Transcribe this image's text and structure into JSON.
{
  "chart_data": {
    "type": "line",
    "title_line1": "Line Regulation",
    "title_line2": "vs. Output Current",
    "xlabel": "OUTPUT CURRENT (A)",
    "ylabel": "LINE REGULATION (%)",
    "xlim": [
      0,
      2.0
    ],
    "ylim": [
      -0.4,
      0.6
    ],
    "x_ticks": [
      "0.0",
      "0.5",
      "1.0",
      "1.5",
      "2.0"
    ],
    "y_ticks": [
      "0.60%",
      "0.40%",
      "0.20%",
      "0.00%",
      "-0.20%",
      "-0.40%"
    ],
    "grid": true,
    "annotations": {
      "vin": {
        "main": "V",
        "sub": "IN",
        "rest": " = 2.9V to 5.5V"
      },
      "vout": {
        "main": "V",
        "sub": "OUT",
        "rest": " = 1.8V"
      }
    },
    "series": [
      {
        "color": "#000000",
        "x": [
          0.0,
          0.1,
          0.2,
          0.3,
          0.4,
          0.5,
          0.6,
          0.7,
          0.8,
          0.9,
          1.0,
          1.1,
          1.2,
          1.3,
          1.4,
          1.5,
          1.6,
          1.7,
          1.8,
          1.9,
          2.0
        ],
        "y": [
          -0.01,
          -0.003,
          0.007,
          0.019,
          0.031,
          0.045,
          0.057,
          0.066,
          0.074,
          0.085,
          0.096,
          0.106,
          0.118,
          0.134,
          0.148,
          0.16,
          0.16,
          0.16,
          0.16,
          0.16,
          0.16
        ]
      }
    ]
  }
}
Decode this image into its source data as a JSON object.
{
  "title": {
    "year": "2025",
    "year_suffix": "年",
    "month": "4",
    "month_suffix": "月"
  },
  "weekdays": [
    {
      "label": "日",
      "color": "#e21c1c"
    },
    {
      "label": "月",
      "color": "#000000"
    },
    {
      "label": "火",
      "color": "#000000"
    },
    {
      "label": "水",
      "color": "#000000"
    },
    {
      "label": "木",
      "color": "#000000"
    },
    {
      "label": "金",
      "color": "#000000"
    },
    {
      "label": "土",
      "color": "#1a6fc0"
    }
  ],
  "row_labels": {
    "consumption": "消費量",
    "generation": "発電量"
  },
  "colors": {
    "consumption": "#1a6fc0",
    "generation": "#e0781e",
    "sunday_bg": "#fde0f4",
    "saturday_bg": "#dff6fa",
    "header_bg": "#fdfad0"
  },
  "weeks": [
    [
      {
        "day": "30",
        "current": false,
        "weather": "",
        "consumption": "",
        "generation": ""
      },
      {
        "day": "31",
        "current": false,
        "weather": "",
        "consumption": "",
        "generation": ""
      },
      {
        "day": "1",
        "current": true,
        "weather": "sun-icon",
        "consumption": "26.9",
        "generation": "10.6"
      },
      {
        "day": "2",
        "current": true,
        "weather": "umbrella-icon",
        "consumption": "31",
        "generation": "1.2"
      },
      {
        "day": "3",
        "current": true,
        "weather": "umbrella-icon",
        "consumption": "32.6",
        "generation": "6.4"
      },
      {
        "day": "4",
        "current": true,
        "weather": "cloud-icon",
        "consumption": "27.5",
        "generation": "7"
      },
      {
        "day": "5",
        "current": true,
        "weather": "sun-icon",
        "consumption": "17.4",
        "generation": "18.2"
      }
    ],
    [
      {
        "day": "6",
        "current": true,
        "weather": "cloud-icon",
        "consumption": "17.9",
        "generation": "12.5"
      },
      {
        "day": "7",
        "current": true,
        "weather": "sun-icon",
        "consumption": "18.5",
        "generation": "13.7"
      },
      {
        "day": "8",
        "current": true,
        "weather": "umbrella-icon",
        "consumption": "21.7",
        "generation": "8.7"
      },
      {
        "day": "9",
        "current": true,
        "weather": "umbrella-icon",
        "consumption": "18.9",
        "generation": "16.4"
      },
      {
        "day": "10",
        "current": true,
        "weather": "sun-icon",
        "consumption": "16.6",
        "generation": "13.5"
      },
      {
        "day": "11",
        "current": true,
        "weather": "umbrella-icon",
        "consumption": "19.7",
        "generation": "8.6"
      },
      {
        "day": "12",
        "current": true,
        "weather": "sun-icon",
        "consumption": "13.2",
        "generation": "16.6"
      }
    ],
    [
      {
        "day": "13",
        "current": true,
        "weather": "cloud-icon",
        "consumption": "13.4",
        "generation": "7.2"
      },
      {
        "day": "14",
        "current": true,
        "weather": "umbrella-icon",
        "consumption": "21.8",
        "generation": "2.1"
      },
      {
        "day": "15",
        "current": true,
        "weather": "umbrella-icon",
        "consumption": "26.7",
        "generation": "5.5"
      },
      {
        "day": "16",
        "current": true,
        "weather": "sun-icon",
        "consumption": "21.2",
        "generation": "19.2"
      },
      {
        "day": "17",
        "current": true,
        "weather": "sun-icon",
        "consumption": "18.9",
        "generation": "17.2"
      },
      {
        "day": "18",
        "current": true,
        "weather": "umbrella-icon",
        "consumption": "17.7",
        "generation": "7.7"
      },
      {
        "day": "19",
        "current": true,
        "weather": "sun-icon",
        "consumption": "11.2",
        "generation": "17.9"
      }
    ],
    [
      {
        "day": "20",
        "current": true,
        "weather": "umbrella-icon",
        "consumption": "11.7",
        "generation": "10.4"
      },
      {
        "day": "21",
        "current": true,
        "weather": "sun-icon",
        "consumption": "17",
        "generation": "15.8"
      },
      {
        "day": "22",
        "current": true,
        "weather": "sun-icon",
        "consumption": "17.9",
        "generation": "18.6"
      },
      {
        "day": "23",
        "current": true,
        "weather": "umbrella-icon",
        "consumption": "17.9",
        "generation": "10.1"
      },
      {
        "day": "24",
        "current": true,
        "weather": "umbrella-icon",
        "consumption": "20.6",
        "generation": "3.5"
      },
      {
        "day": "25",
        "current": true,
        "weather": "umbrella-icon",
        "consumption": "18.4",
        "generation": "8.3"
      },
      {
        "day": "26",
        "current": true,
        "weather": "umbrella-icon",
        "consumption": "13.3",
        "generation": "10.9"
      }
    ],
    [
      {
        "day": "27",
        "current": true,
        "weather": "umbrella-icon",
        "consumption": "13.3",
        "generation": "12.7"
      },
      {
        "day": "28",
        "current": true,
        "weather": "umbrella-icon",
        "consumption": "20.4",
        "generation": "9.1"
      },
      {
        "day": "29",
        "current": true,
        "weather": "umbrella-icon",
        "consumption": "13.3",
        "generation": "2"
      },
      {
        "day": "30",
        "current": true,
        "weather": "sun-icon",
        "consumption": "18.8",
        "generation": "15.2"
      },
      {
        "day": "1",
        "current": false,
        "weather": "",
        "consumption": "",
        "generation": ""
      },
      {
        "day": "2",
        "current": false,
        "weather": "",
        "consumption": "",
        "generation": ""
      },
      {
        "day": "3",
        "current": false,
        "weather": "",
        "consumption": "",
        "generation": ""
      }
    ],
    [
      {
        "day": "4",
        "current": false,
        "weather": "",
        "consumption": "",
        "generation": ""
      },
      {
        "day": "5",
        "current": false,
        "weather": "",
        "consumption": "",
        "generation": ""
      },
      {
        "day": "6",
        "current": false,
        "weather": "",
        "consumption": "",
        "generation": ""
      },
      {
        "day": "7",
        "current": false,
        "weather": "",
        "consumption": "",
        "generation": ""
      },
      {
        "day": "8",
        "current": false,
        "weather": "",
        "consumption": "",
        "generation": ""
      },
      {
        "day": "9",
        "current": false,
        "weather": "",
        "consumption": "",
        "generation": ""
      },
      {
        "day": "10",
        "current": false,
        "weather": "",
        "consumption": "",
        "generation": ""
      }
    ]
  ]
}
################
### The problem
Retype the data exactly as given.

### Result
Transcribe this image's text and structure into JSON.
{
  "chart_data": {
    "type": "line",
    "title_line1": "Line Regulation",
    "title_line2": "vs. Output Current",
    "xlabel": "OUTPUT CURRENT (A)",
    "ylabel": "LINE REGULATION (%)",
    "xlim": [
      0,
      2.0
    ],
    "ylim": [
      -0.4,
      0.6
    ],
    "x_ticks": [
      "0.0",
      "0.5",
      "1.0",
      "1.5",
      "2.0"
    ],
    "y_ticks": [
      "0.60%",
      "0.40%",
      "0.20%",
      "0.00%",
      "-0.20%",
      "-0.40%"
    ],
    "grid": true,
    "annotations": {
      "vin": {
        "main": "V",
        "sub": "IN",
        "rest": " = 2.9V to 5.5V"
      },
      "vout": {
        "main": "V",
        "sub": "OUT",
        "rest": " = 1.8V"
      }
    },
    "series": [
      {
        "color": "#000000",
        "x": [
          0.0,
          0.1,
          0.2,
          0.3,
          0.4,
          0.5,
          0.6,
          0.7,
          0.8,
          0.9,
          1.0,
          1.1,
          1.2,
          1.3,
          1.4,
          1.5,
          1.6,
          1.7,
          1.8,
          1.9,
          2.0
        ],
        "y": [
          -0.01,
          -0.003,
          0.007,
          0.019,
          0.031,
          0.045,
          0.057,
          0.066,
          0.074,
          0.085,
          0.096,
          0.106,
          0.118,
          0.134,
          0.148,
          0.16,
          0.16,
          0.16,
          0.16,
          0.16,
          0.16
        ]
      }
    ]
  }
}
Decode this image into its source data as a JSON object.
{
  "title": {
    "year": "2025",
    "year_suffix": "年",
    "month": "4",
    "month_suffix": "月"
  },
  "weekdays": [
    {
      "label": "日",
      "color": "#e21c1c"
    },
    {
      "label": "月",
      "color": "#000000"
    },
    {
      "label": "火",
      "color": "#000000"
    },
    {
      "label": "水",
      "color": "#000000"
    },
    {
      "label": "木",
      "color": "#000000"
    },
    {
      "label": "金",
      "color": "#000000"
    },
    {
      "label": "土",
      "color": "#1a6fc0"
    }
  ],
  "row_labels": {
    "consumption": "消費量",
    "generation": "発電量"
  },
  "colors": {
    "consumption": "#1a6fc0",
    "generation": "#e0781e",
    "sunday_bg": "#fde0f4",
    "saturday_bg": "#dff6fa",
    "header_bg": "#fdfad0"
  },
  "weeks": [
    [
      {
        "day": "30",
        "current": false,
        "weather": "",
        "consumption": "",
        "generation": ""
      },
      {
        "day": "31",
        "current": false,
        "weather": "",
        "consumption": "",
        "generation": ""
      },
      {
        "day": "1",
        "current": true,
        "weather": "sun-icon",
        "consumption": "26.9",
        "generation": "10.6"
      },
      {
        "day": "2",
        "current": true,
        "weather": "umbrella-icon",
        "consumption": "31",
        "generation": "1.2"
      },
      {
        "day": "3",
        "current": true,
        "weather": "umbrella-icon",
        "consumption": "32.6",
        "generation": "6.4"
      },
      {
        "day": "4",
        "current": true,
        "weather": "cloud-icon",
        "consumption": "27.5",
        "generation": "7"
      },
      {
        "day": "5",
        "current": true,
        "weather": "sun-icon",
        "consumption": "17.4",
        "generation": "18.2"
      }
    ],
    [
      {
        "day": "6",
        "current": true,
        "weather": "cloud-icon",
        "consumption": "17.9",
        "generation": "12.5"
      },
      {
        "day": "7",
        "current": true,
        "weather": "sun-icon",
        "consumption": "18.5",
        "generation": "13.7"
      },
      {
        "day": "8",
        "current": true,
        "weather": "umbrella-icon",
        "consumption": "21.7",
        "generation": "8.7"
      },
      {
        "day": "9",
        "current": true,
        "weather": "umbrella-icon",
        "consumption": "18.9",
        "generation": "16.4"
      },
      {
        "day": "10",
        "current": true,
        "weather": "sun-icon",
        "consumption": "16.6",
        "generation": "13.5"
      },
      {
        "day": "11",
        "current": true,
        "weather": "umbrella-icon",
        "consumption": "19.7",
        "generation": "8.6"
      },
      {
        "day": "12",
        "current": true,
        "weather": "sun-icon",
        "consumption": "13.2",
        "generation": "16.6"
      }
    ],
    [
      {
        "day": "13",
        "current": true,
        "weather": "cloud-icon",
        "consumption": "13.4",
        "generation": "7.2"
      },
      {
        "day": "14",
        "current": true,
        "weather": "umbrella-icon",
        "consumption": "21.8",
        "generation": "2.1"
      },
      {
        "day": "15",
        "current": true,
        "weather": "umbrella-icon",
        "consumption": "26.7",
        "generation": "5.5"
      },
      {
        "day": "16",
        "current": true,
        "weather": "sun-icon",
        "consumption": "21.2",
        "generation": "19.2"
      },
      {
        "day": "17",
        "current": true,
        "weather": "sun-icon",
        "consumption": "18.9",
        "generation": "17.2"
      },
      {
        "day": "18",
        "current": true,
        "weather": "umbrella-icon",
        "consumption": "17.7",
        "generation": "7.7"
      },
      {
        "day": "19",
        "current": true,
        "weather": "sun-icon",
        "consumption": "11.2",
        "generation": "17.9"
      }
    ],
    [
      {
        "day": "20",
        "current": true,
        "weather": "umbrella-icon",
        "consumption": "11.7",
        "generation": "10.4"
      },
      {
        "day": "21",
        "current": true,
        "weather": "sun-icon",
        "consumption": "17",
        "generation": "15.8"
      },
      {
        "day": "22",
        "current": true,
        "weather": "sun-icon",
        "consumption": "17.9",
        "generation": "18.6"
      },
      {
        "day": "23",
        "current": true,
        "weather": "umbrella-icon",
        "consumption": "17.9",
        "generation": "10.1"
      },
      {
        "day": "24",
        "current": true,
        "weather": "umbrella-icon",
        "consumption": "20.6",
        "generation": "3.5"
      },
      {
        "day": "25",
        "current": true,
        "weather": "umbrella-icon",
        "consumption": "18.4",
        "generation": "8.3"
      },
      {
        "day": "26",
        "current": true,
        "weather": "umbrella-icon",
        "consumption": "13.3",
        "generation": "10.9"
      }
    ],
    [
      {
        "day": "27",
        "current": true,
        "weather": "umbrella-icon",
        "consumption": "13.3",
        "generation": "12.7"
      },
      {
        "day": "28",
        "current": true,
        "weather": "umbrella-icon",
        "consumption": "20.4",
        "generation": "9.1"
      },
      {
        "day": "29",
        "current": true,
        "weather": "umbrella-icon",
        "consumption": "13.3",
        "generation": "2"
      },
      {
        "day": "30",
        "current": true,
        "weather": "sun-icon",
        "consumption": "18.8",
        "generation": "15.2"
      },
      {
        "day": "1",
        "current": false,
        "weather": "",
        "consumption": "",
        "generation": ""
      },
      {
        "day": "2",
        "current": false,
        "weather": "",
        "consumption": "",
        "generation": ""
      },
      {
        "day": "3",
        "current": false,
        "weather": "",
        "consumption": "",
        "generation": ""
      }
    ],
    [
      {
        "day": "4",
        "current": false,
        "weather": "",
        "consumption": "",
        "generation": ""
      },
      {
        "day": "5",
        "current": false,
        "weather": "",
        "consumption": "",
        "generation": ""
      },
      {
        "day": "6",
        "current": false,
        "weather": "",
        "consumption": "",
        "generation": ""
      },
      {
        "day": "7",
        "current": false,
        "weather": "",
        "consumption": "",
        "generation": ""
      },
      {
        "day": "8",
        "current": false,
        "weather": "",
        "consumption": "",
        "generation": ""
      },
      {
        "day": "9",
        "current": false,
        "weather": "",
        "consumption": "",
        "generation": ""
      },
      {
        "day": "10",
        "current": false,
        "weather": "",
        "consumption": "",
        "generation": ""
      }
    ]
  ]
}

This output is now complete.